* [PROBLEM TO WORK ON]: Among the lines of this listing, determine how many contain the string "Dott". Answer with the number only.

Collected data entries
________

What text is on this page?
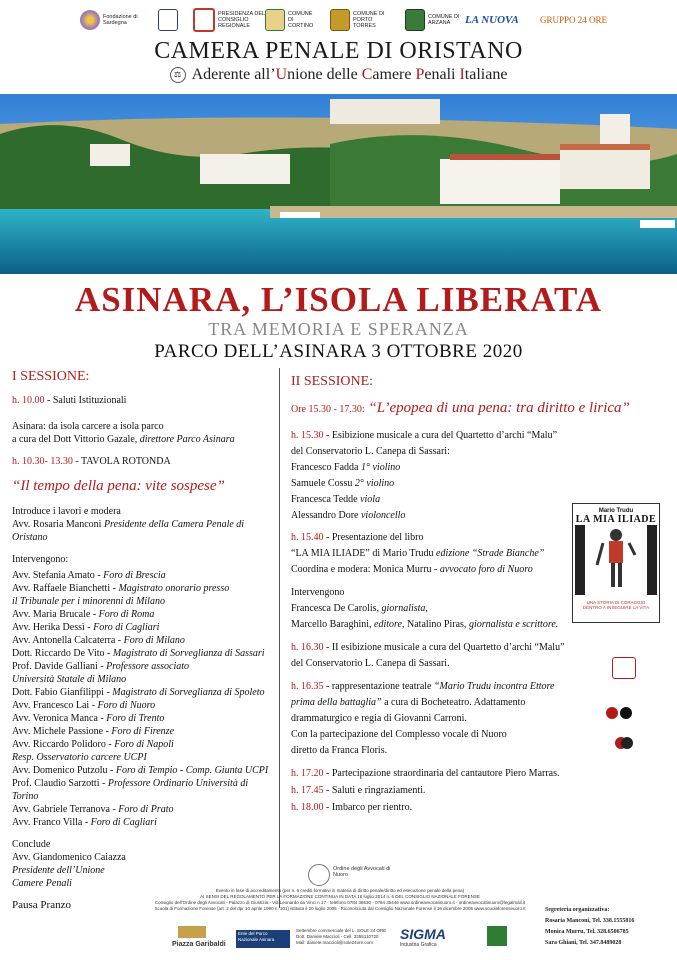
Fondazione di Sardegna
PRESIDENZA DEL CONSIGLIO REGIONALE
COMUNE DI CORTINO
COMUNE DI PORTO TORRES
COMUNE DI ARZANA	LA NUOVA GRUPPO 24 ORE
CAMERA PENALE DI ORISTANO
⚖ Aderente all’Unione delle Camere Penali Italiane
ASINARA, L’ISOLA LIBERATA
TRA MEMORIA E SPERANZA
PARCO DELL’ASINARA 3 OTTOBRE 2020

I SESSIONE:

h. 10.00 - Saluti Istituzionali

Asinara: da isola carcere a isola parco

a cura del Dott Vittorio Gazale, direttore Parco Asinara

h. 10.30- 13.30 - TAVOLA ROTONDA

“Il tempo della pena: vite sospese”

Introduce i lavori e modera

Avv. Rosaria Manconi Presidente della Camera Penale di Oristano

Intervengono:

Avv. Stefania Amato - Foro di Brescia

Avv. Raffaele Bianchetti - Magistrato onorario presso

il Tribunale per i minorenni di Milano

Avv. Maria Brucale - Foro di Roma

Avv. Herika Dessì - Foro di Cagliari

Avv. Antonella Calcaterra - Foro di Milano

Dott. Riccardo De Vito - Magistrato di Sorveglianza di Sassari

Prof. Davide Galliani - Professore associato

Università Statale di Milano

Dott. Fabio Gianfilippi - Magistrato di Sorveglianza di Spoleto

Avv. Francesco Lai - Foro di Nuoro

Avv. Veronica Manca - Foro di Trento

Avv. Michele Passione - Foro di Firenze

Avv. Riccardo Polidoro - Foro di Napoli

Resp. Osservatorio carcere UCPI

Avv. Domenico Putzolu - Foro di Tempio - Comp. Giunta UCPI

Prof. Claudio Sarzotti - Professore Ordinario Università di Torino

Avv. Gabriele Terranova - Foro di Prato

Avv. Franco Villa - Foro di Cagliari

Conclude

Avv. Giandomenico Caiazza

Presidente dell’Unione

Camere Penali

Pausa Pranzo

II SESSIONE:

Ore 15.30 - 17.30: “L’epopea di una pena: tra diritto e lirica”

h. 15.30 - Esibizione musicale a cura del Quartetto d’archi “Malu”

del Conservatorio L. Canepa di Sassari:

Francesco Fadda 1° violino

Samuele Cossu 2° violino

Francesca Tedde viola

Alessandro Dore violoncello

h. 15.40 - Presentazione del libro

“LA MIA ILIADE” di Mario Trudu edizione “Strade Bianche”

Coordina e modera: Monica Murru - avvocato foro di Nuoro

Intervengono

Francesca De Carolis, giornalista,

Marcello Baraghini, editore, Natalino Piras, giornalista e scrittore.

h. 16.30 - II esibizione musicale a cura del Quartetto d’archi “Malu”

del Conservatorio L. Canepa di Sassari.

h. 16.35 - rappresentazione teatrale “Mario Trudu incontra Ettore

prima della battaglia” a cura di Bocheteatro. Adattamento

drammaturgico e regia di Giovanni Carroni.

Con la partecipazione del Complesso vocale di Nuoro

diretto da Franca Floris.

h. 17.20 - Partecipazione straordinaria del cantautore Piero Marras.

h. 17.45 - Saluti e ringraziamenti.

h. 18.00 - Imbarco per rientro.

Mario Trudu
LA MIA ILIADE
UNA STORIA DI CORAGGIO DENTRO A INSEGUIRE LA VITA
Ordine degli Avvocati di Nuoro
Evento in fase di accreditamento (per n. 6 crediti formativi in materia di diritto penale/diritto ed esecuzione penale della pena)
AI SENSI DEL REGOLAMENTO PER LA FORMAZIONE CONTINUA IN DATA 16 luglio 2014 n. 6 DEL CONSIGLIO NAZIONALE FORENSE
Consiglio dell’Ordine degli Avvocati - Palazzo di Giustizia - Via Leonardo da Vinci n 17 - telefono 0784 38630 - 0784 35446 www.ordineavvocatinuoro.it - ordineavvocatinuoro@legalmail.it
Scuola di Formazione Forense (art. 2 del dpr 10 aprile 1990 n. 101) istituita il 20 luglio 2005 - Riconosciuta dal Consiglio Nazionale Forense il 16 dicembre 2005 www.scuolaforenseuoro.it
Piazza Garibaldi
Ente del Parco Nazionale Asinara
Settembre commerciale del L. SOLE 24 ORE
Dott. Daniele Maccioli - Cell. 3355110720
Mail: daniele.maccioli@sole24ore.com
SIGMA
Industria Grafica
Segreteria organizzativa:
Rosaria Manconi, Tel. 338.1555816
Monica Murru, Tel. 328.6506785
Sara Ghiani, Tel. 347.8489028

________

* [EXERCISE SOLUTION]: 4